Select each line where the word "login" appears.

··· INFORMATION PROVIDED ···

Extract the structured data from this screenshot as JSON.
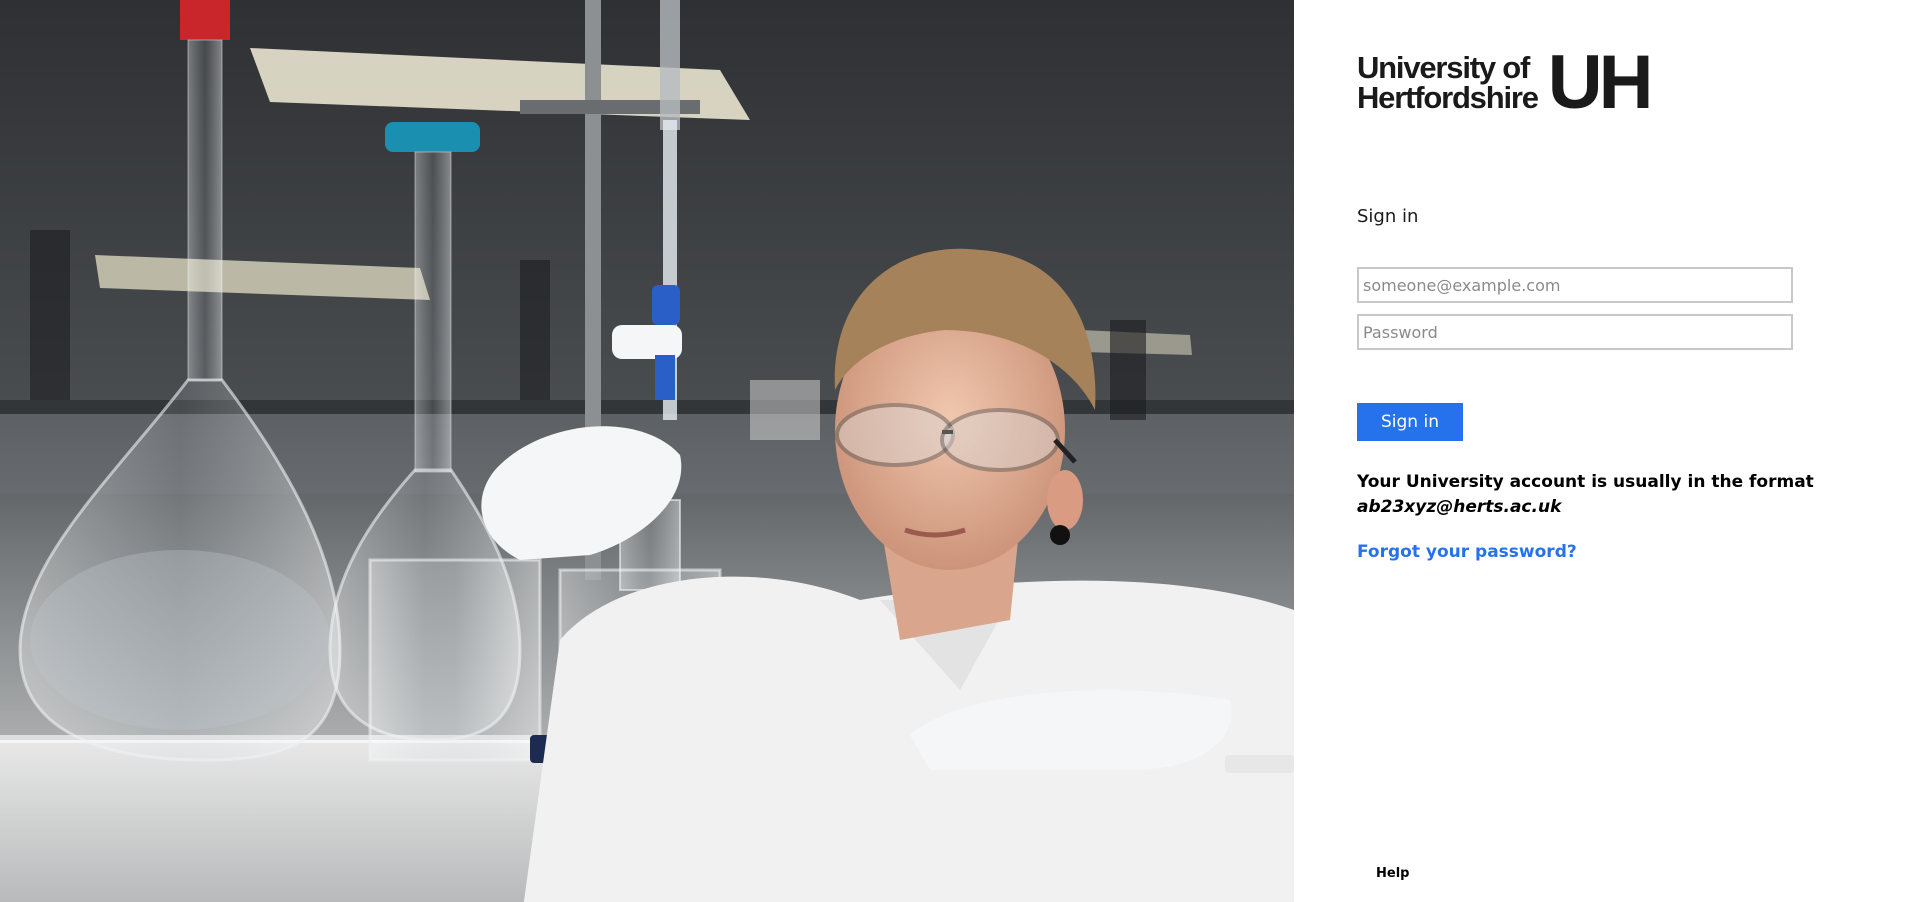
{
  "logo": {
    "line1": "University of",
    "line2": "Hertfordshire",
    "mark": "UH"
  },
  "signin": {
    "heading": "Sign in",
    "email_placeholder": "someone@example.com",
    "password_placeholder": "Password",
    "button_label": "Sign in"
  },
  "hint": {
    "text": "Your University account is usually in the format",
    "format": "ab23xyz@herts.ac.uk"
  },
  "links": {
    "forgot_password": "Forgot your password?",
    "help": "Help"
  },
  "colors": {
    "accent": "#2672ec",
    "text": "#000000",
    "field_border": "#c8c8c8"
  }
}
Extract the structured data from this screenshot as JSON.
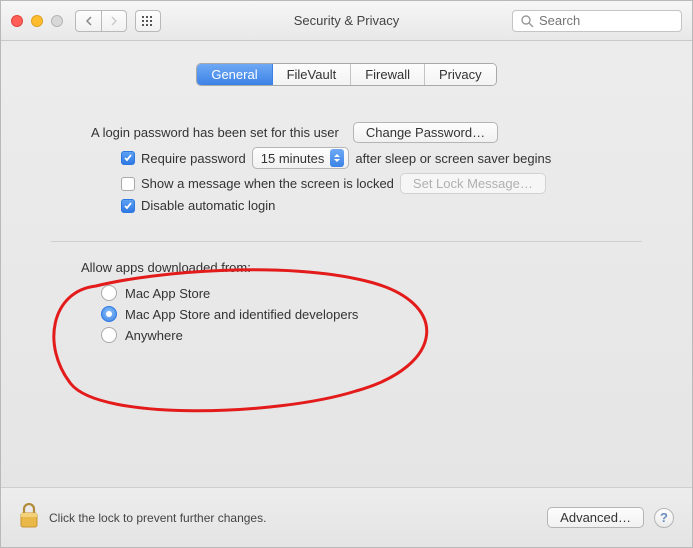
{
  "window": {
    "title": "Security & Privacy",
    "search_placeholder": "Search"
  },
  "tabs": {
    "general": "General",
    "filevault": "FileVault",
    "firewall": "Firewall",
    "privacy": "Privacy"
  },
  "login": {
    "password_set_text": "A login password has been set for this user",
    "change_password_btn": "Change Password…",
    "require_password_label": "Require password",
    "require_password_delay": "15 minutes",
    "require_password_tail": "after sleep or screen saver begins",
    "show_message_label": "Show a message when the screen is locked",
    "set_lock_message_btn": "Set Lock Message…",
    "disable_auto_login_label": "Disable automatic login"
  },
  "allow": {
    "heading": "Allow apps downloaded from:",
    "opt_mac_app_store": "Mac App Store",
    "opt_identified": "Mac App Store and identified developers",
    "opt_anywhere": "Anywhere"
  },
  "footer": {
    "lock_text": "Click the lock to prevent further changes.",
    "advanced_btn": "Advanced…",
    "help": "?"
  }
}
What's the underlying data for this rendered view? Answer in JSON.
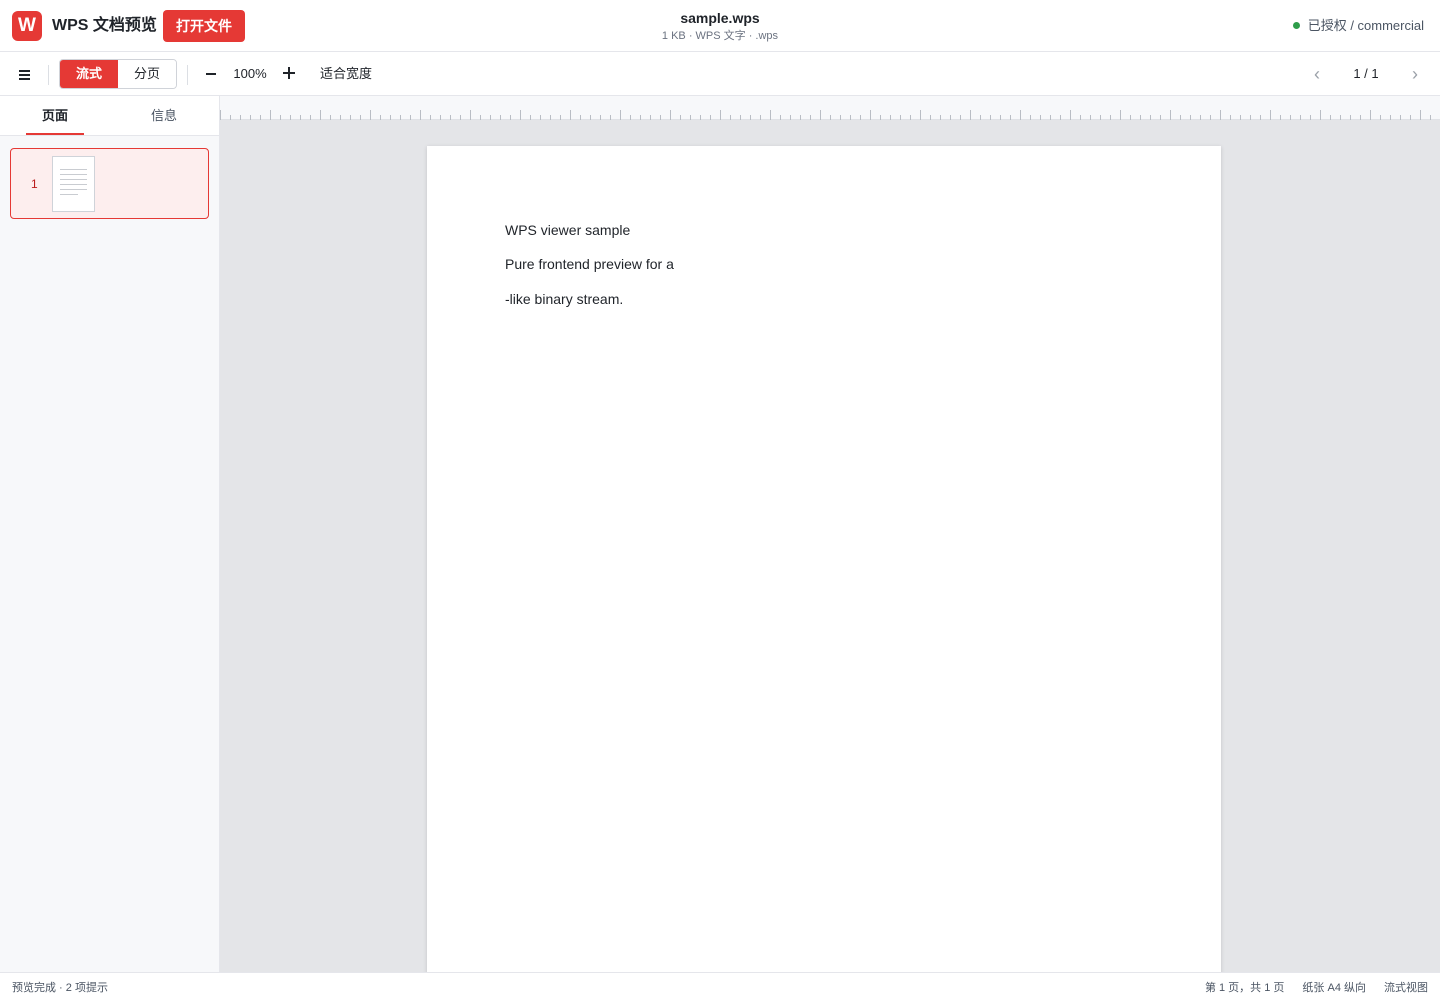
{
  "header": {
    "logo_letter": "W",
    "app_title": "WPS 文档预览",
    "open_button": "打开文件",
    "file_name": "sample.wps",
    "file_meta": "1 KB · WPS 文字 · .wps",
    "license_text": "已授权 / commercial",
    "license_status_color": "#2e9d4a"
  },
  "toolbar": {
    "menu_icon": "hamburger-menu-icon",
    "view_modes": [
      {
        "label": "流式",
        "active": true
      },
      {
        "label": "分页",
        "active": false
      }
    ],
    "zoom_out_icon": "minus-icon",
    "zoom_level": "100%",
    "zoom_in_icon": "plus-icon",
    "fit_width": "适合宽度",
    "prev_icon": "chevron-left-icon",
    "prev_glyph": "‹",
    "page_indicator": "1 / 1",
    "next_icon": "chevron-right-icon",
    "next_glyph": "›"
  },
  "sidebar": {
    "tabs": [
      {
        "label": "页面",
        "active": true
      },
      {
        "label": "信息",
        "active": false
      }
    ],
    "thumbnails": [
      {
        "page_number": "1",
        "selected": true
      }
    ]
  },
  "document": {
    "paragraphs": [
      "WPS viewer sample",
      "Pure frontend preview for a",
      "-like binary stream."
    ]
  },
  "statusbar": {
    "left": "预览完成 · 2 项提示",
    "page_info": "第 1 页，共 1 页",
    "paper_info": "纸张 A4 纵向",
    "view_mode": "流式视图"
  },
  "colors": {
    "accent": "#e53935",
    "selected_thumb_bg": "#fdeeee",
    "canvas_bg": "#e4e5e8"
  }
}
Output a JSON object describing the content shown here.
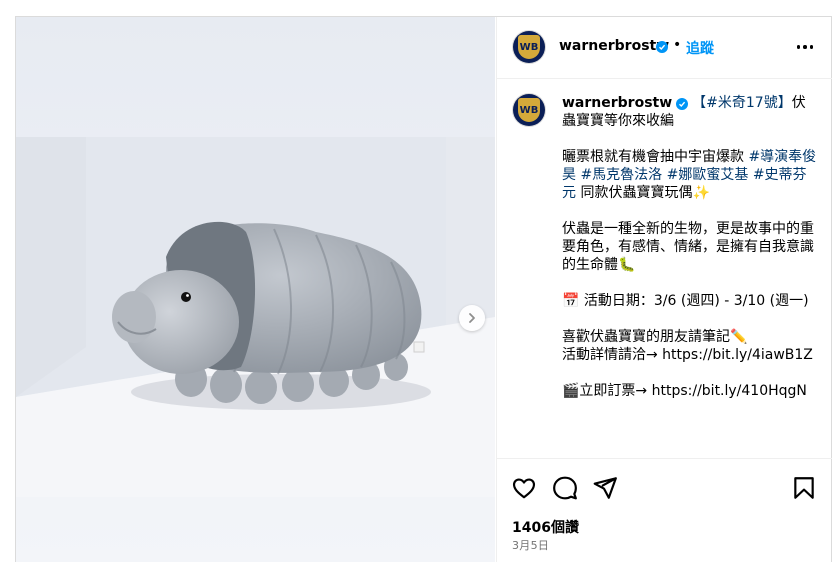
{
  "account": {
    "username": "warnerbrostw",
    "avatar_text": "WB",
    "verified_icon": "verified-check-icon",
    "separator": "•",
    "follow_label": "追蹤"
  },
  "caption": {
    "username": "warnerbrostw",
    "line1_tag": "【#米奇17號】",
    "line1_rest": "伏蟲寶寶等你來收編",
    "p2_start": "曬票根就有機會抽中宇宙爆款 ",
    "p2_tag1": "#導演奉俊昊",
    "p2_sp1": " ",
    "p2_tag2": "#馬克魯法洛",
    "p2_sp2": " ",
    "p2_tag3": "#娜歐蜜艾基",
    "p2_sp3": " ",
    "p2_tag4": "#史蒂芬元",
    "p2_end": " 同款伏蟲寶寶玩偶✨",
    "p3": "伏蟲是一種全新的生物，更是故事中的重要角色，有感情、情緒，是擁有自我意識的生命體🐛",
    "p4": "📅 活動日期：3/6 (週四) - 3/10 (週一)",
    "p5": "喜歡伏蟲寶寶的朋友請筆記✏️\n活動詳情請洽→ https://bit.ly/4iawB1Z",
    "p6": "🎬立即訂票→ https://bit.ly/410HqgN"
  },
  "stats": {
    "likes": "1406個讚",
    "date": "3月5日"
  },
  "icons": {
    "like": "heart-icon",
    "comment": "comment-icon",
    "share": "share-icon",
    "save": "bookmark-icon",
    "more": "more-options-icon",
    "next": "chevron-right-icon"
  },
  "colors": {
    "accent": "#0095f6",
    "hashtag": "#00376b",
    "avatar_bg": "#0b1f57",
    "avatar_shield": "#d4a93a"
  }
}
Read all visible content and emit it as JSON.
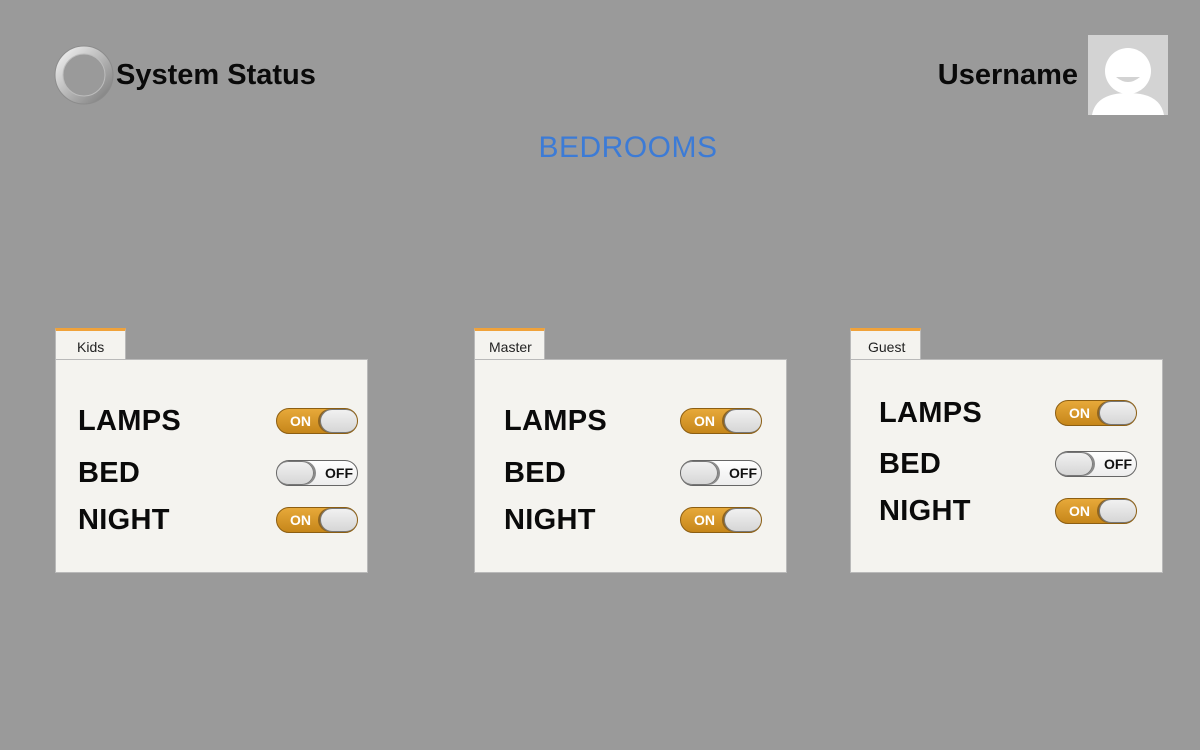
{
  "header": {
    "status_title": "System Status",
    "username": "Username",
    "status_icon": "spinner-ring-icon",
    "avatar_icon": "user-avatar-icon"
  },
  "page": {
    "title": "BEDROOMS"
  },
  "colors": {
    "background": "#9a9a9a",
    "title_blue": "#3c7bd6",
    "panel": "#f4f3ef",
    "tab_accent": "#f0a23a",
    "toggle_on": "#d99a2b"
  },
  "toggle_labels": {
    "on": "ON",
    "off": "OFF"
  },
  "rooms": [
    {
      "name": "Kids",
      "controls": [
        {
          "label": "LAMPS",
          "state": "on"
        },
        {
          "label": "BED",
          "state": "off"
        },
        {
          "label": "NIGHT",
          "state": "on"
        }
      ]
    },
    {
      "name": "Master",
      "controls": [
        {
          "label": "LAMPS",
          "state": "on"
        },
        {
          "label": "BED",
          "state": "off"
        },
        {
          "label": "NIGHT",
          "state": "on"
        }
      ]
    },
    {
      "name": "Guest",
      "controls": [
        {
          "label": "LAMPS",
          "state": "on"
        },
        {
          "label": "BED",
          "state": "off"
        },
        {
          "label": "NIGHT",
          "state": "on"
        }
      ]
    }
  ]
}
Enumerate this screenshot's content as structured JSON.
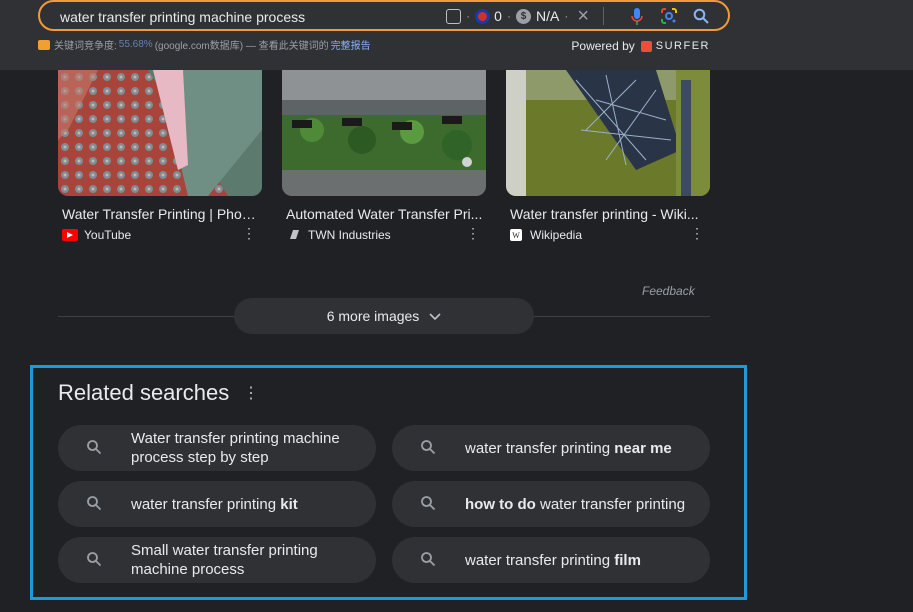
{
  "search": {
    "query": "water transfer printing machine process",
    "pagerank_count": "0",
    "na_label": "N/A"
  },
  "keyword_bar": {
    "label": "关键词竞争度:",
    "percent": "55.68%",
    "source": "(google.com数据库) — 查看此关键词的",
    "report_link": "完整报告"
  },
  "powered": {
    "text": "Powered by",
    "brand": "SURFER"
  },
  "images": [
    {
      "title": "Water Transfer Printing | Phon...",
      "source": "YouTube",
      "source_icon": "youtube-icon",
      "accent": "#ff0000"
    },
    {
      "title": "Automated Water Transfer Pri...",
      "source": "TWN Industries",
      "source_icon": "twn-icon",
      "accent": "#9aa0a6"
    },
    {
      "title": "Water transfer printing - Wiki...",
      "source": "Wikipedia",
      "source_icon": "wikipedia-icon",
      "accent": "#ffffff"
    }
  ],
  "feedback": "Feedback",
  "more_images": "6 more images",
  "related": {
    "heading": "Related searches",
    "items": [
      {
        "pre": "Water transfer printing machine process step by step",
        "bold": "",
        "post": ""
      },
      {
        "pre": "water transfer printing ",
        "bold": "near me",
        "post": ""
      },
      {
        "pre": "water transfer printing ",
        "bold": "kit",
        "post": ""
      },
      {
        "pre": "",
        "bold": "how to do",
        "post": " water transfer printing"
      },
      {
        "pre": "Small water transfer printing machine process",
        "bold": "",
        "post": ""
      },
      {
        "pre": "water transfer printing ",
        "bold": "film",
        "post": ""
      }
    ]
  },
  "colors": {
    "background": "#202124",
    "surface": "#303134",
    "search_outline": "#f29a38",
    "highlight_frame": "#1e9bd7"
  }
}
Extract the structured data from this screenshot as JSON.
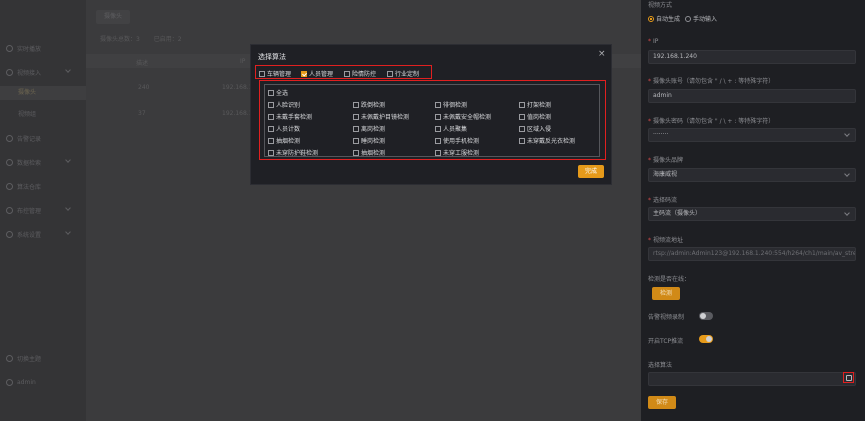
{
  "sidebar": {
    "items": [
      {
        "label": "实时播放",
        "top": 0
      },
      {
        "label": "视频接入"
      },
      {
        "label": "摄像头",
        "sub": true
      },
      {
        "label": "视频组",
        "sub": true
      },
      {
        "label": "告警记录"
      },
      {
        "label": "数据检索"
      },
      {
        "label": "算法仓库"
      },
      {
        "label": "布控管理"
      },
      {
        "label": "系统设置"
      }
    ],
    "bottom_items": [
      {
        "label": "切换主题"
      },
      {
        "label": "admin"
      }
    ]
  },
  "main": {
    "tab": "摄像头",
    "stats": {
      "total_label": "摄像头总数：",
      "total": "3",
      "enabled_label": "已启用：",
      "enabled": "2"
    },
    "columns": [
      "描述",
      "IP"
    ],
    "rows": [
      {
        "desc": "240",
        "ip": "192.168.1"
      },
      {
        "desc": "37",
        "ip": "192.168.1"
      }
    ]
  },
  "panel": {
    "source_label": "视频方式",
    "radio_auto": "自动生成",
    "radio_manual": "手动输入",
    "ip_label": "IP",
    "ip_value": "192.168.1.240",
    "account_label": "摄像头账号（请勿包含 \" / \\ + : 等特殊字符）",
    "account_value": "admin",
    "password_label": "摄像头密码（请勿包含 \" / \\ + : 等特殊字符）",
    "password_value": "········",
    "brand_label": "摄像头品牌",
    "brand_value": "海康威视",
    "stream_label": "选择码流",
    "stream_value": "主码流（摄像头）",
    "url_label": "视频流地址",
    "url_value": "rtsp://admin:Admin123@192.168.1.240:554/h264/ch1/main/av_stream",
    "online_label": "检测是否在线：",
    "detect_button": "检测",
    "alarm_record_label": "告警视频录制",
    "tcp_label": "开启TCP推流",
    "algo_label": "选择算法",
    "save_button": "保存"
  },
  "modal": {
    "title": "选择算法",
    "categories": [
      {
        "label": "车辆管理",
        "checked": false
      },
      {
        "label": "人员管理",
        "checked": true
      },
      {
        "label": "险情防控",
        "checked": false
      },
      {
        "label": "行业定制",
        "checked": false
      }
    ],
    "select_all": "全选",
    "algorithms": [
      [
        "人脸识别",
        "跌倒检测",
        "徘徊检测",
        "打架检测"
      ],
      [
        "未戴手套检测",
        "未佩戴护目镜检测",
        "未佩戴安全帽检测",
        "值岗检测"
      ],
      [
        "人员计数",
        "离岗检测",
        "人员聚集",
        "区域入侵"
      ],
      [
        "抽烟检测",
        "睡岗检测",
        "使用手机检测",
        "未穿戴反光衣检测"
      ],
      [
        "未穿防护鞋检测",
        "抽烟检测",
        "未穿工服检测"
      ]
    ],
    "done_button": "完成"
  }
}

···

OUTPUT OF THE TASK
  "login": {
    "password_set_text": "A login password has been set for this user",
    "disable_auto_login_label": "Disable automatic login"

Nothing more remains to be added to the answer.